> Given exercise: Wherever the word "obtained" turns up in a line of the entries, copy that line.

> Excerpted records:
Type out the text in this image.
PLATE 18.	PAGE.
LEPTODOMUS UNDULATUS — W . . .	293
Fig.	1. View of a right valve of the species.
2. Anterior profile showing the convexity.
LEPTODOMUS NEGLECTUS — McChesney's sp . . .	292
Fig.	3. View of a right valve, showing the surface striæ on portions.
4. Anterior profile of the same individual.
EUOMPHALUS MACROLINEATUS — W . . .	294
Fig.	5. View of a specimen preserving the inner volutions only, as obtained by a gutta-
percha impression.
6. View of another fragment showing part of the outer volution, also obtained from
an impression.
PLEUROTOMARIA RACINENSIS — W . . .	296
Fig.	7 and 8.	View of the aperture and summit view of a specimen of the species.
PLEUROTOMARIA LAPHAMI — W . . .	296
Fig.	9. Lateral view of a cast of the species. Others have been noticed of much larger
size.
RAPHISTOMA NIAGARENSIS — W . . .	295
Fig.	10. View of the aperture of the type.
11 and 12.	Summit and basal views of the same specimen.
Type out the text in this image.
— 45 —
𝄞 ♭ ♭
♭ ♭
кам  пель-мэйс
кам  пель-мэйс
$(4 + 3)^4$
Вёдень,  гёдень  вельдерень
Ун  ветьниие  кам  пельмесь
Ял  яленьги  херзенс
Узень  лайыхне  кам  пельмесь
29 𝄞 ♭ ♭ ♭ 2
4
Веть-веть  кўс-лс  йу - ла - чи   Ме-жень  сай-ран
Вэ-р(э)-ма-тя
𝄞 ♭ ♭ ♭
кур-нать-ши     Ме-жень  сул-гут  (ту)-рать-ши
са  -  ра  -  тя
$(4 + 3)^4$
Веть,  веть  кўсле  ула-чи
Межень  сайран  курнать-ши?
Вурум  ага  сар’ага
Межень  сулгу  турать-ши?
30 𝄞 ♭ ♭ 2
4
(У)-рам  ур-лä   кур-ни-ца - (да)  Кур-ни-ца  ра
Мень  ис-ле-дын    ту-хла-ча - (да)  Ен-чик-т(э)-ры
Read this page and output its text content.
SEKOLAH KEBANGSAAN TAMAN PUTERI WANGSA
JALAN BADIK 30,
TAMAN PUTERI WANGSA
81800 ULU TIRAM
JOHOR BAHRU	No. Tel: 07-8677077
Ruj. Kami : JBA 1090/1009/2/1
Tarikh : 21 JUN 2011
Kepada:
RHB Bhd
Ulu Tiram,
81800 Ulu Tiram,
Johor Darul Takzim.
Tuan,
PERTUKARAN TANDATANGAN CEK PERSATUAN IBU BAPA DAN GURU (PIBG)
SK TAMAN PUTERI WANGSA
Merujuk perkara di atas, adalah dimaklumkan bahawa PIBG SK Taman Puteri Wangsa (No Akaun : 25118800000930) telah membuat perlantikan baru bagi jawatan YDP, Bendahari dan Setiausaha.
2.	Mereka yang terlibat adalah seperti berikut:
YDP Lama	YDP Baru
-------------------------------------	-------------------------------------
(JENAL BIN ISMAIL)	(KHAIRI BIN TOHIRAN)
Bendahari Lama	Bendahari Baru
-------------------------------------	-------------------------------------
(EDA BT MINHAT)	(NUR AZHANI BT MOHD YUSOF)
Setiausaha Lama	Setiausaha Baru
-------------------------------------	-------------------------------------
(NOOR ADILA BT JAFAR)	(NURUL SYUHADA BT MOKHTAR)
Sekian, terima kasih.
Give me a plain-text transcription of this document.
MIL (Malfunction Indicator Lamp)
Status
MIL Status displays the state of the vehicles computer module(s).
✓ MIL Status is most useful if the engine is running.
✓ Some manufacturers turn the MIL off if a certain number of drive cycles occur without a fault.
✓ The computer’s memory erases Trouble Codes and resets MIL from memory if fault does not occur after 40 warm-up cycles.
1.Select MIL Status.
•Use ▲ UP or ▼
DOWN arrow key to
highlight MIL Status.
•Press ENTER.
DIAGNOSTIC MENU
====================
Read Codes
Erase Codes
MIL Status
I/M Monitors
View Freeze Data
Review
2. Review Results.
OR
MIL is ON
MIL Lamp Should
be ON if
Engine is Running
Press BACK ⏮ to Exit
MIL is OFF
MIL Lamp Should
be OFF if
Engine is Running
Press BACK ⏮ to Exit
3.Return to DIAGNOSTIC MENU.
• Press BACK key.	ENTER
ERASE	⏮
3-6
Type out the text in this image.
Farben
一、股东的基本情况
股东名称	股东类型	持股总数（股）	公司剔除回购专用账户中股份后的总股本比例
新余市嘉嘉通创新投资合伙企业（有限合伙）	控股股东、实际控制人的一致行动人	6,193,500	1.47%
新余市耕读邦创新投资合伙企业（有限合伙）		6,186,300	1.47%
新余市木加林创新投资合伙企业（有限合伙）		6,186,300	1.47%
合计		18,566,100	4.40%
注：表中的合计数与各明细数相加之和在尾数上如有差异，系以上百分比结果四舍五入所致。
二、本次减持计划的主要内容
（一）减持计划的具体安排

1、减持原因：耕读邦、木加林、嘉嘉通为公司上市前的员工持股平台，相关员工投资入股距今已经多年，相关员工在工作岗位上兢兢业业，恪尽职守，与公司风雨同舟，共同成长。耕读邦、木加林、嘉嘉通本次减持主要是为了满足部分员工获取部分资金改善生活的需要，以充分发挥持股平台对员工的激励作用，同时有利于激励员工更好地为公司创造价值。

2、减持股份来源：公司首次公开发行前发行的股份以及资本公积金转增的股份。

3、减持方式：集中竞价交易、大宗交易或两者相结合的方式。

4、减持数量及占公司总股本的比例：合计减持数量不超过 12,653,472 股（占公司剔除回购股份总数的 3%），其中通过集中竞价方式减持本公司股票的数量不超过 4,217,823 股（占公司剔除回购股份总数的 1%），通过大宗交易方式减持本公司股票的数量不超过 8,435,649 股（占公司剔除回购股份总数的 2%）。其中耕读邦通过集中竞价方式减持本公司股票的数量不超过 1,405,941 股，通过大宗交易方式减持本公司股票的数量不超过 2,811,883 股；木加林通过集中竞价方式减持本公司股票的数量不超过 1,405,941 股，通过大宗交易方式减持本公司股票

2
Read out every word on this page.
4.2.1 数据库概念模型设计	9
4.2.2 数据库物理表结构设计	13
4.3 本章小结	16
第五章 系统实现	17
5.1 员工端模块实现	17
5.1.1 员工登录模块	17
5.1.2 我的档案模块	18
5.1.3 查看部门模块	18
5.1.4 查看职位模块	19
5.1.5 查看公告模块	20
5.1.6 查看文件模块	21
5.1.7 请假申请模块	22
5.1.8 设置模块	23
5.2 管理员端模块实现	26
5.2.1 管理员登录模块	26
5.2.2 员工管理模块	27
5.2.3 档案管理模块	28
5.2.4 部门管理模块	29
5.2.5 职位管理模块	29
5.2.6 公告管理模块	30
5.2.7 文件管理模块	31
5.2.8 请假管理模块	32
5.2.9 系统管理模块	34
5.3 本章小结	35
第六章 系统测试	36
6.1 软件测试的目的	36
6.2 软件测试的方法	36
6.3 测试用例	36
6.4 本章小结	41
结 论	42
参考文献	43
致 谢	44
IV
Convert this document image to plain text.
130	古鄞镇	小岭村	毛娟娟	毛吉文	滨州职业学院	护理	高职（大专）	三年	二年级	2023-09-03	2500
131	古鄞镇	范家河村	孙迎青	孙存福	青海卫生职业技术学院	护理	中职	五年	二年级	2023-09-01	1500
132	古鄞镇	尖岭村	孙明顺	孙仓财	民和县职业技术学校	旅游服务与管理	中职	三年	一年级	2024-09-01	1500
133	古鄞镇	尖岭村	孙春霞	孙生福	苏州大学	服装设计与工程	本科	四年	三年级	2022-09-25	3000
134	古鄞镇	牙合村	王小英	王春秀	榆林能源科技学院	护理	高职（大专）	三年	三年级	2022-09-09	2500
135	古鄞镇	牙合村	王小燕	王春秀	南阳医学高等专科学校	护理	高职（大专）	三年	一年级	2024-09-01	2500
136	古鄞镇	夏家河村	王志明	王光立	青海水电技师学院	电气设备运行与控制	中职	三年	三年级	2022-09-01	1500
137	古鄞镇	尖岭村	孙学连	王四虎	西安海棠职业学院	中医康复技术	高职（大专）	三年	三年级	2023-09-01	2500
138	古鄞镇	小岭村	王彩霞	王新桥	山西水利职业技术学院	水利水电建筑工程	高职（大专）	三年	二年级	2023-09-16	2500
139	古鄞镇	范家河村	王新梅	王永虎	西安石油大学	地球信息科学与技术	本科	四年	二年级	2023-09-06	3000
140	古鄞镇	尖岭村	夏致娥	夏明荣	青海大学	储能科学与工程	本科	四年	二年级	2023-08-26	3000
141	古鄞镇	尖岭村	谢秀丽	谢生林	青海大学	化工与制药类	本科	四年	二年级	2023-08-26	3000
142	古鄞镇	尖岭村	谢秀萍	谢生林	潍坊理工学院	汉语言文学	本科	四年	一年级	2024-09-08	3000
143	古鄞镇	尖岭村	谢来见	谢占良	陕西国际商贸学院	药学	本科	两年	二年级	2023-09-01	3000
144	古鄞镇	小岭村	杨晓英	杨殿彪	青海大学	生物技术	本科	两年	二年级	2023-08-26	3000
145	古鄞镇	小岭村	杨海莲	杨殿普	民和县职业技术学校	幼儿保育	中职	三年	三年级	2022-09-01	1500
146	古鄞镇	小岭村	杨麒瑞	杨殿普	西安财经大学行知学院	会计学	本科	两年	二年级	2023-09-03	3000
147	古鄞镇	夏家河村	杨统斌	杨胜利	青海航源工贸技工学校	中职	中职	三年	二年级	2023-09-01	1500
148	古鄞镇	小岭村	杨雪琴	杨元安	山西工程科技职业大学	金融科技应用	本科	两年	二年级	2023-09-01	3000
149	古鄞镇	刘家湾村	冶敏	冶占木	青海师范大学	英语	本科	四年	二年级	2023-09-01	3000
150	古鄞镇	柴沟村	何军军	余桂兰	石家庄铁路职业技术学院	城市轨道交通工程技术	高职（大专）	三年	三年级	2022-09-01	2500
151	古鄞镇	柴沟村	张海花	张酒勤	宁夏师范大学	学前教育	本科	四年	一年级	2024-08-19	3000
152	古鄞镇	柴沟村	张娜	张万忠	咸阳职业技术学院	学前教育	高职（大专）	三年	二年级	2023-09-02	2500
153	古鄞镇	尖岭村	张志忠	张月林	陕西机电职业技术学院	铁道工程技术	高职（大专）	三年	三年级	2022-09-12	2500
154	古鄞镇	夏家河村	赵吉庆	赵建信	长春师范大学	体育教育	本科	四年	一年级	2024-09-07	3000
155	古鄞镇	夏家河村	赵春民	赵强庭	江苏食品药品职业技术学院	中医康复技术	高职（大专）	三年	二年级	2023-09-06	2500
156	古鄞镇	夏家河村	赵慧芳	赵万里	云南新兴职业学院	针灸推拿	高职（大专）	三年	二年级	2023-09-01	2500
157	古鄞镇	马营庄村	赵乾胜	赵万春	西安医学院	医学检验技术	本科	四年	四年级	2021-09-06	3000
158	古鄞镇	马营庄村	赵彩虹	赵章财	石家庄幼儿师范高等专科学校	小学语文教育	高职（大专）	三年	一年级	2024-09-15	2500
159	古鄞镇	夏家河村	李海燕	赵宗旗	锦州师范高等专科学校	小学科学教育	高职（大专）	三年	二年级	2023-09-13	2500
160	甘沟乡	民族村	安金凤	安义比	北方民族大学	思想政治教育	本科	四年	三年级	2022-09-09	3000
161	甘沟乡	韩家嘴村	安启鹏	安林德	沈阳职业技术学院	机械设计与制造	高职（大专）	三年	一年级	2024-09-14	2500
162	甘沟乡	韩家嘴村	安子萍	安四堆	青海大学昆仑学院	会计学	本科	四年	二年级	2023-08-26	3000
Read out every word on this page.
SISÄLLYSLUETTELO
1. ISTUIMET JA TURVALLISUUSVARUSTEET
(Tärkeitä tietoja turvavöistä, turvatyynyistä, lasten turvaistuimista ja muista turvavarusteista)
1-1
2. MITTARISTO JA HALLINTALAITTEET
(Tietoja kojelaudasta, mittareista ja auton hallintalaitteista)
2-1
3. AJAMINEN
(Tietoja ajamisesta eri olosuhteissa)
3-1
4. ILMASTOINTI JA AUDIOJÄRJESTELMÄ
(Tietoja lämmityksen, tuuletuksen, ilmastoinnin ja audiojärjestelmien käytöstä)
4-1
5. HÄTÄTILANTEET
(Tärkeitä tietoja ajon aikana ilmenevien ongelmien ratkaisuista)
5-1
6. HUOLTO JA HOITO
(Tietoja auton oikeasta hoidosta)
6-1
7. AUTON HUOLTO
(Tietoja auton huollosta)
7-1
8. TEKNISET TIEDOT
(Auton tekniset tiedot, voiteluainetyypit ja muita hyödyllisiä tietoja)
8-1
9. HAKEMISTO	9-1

> Answer for the task:
Fig.	5. View of a specimen preserving the inner volutions only, as obtained by a gutta-
6. View of another fragment showing part of the outer volution, also obtained from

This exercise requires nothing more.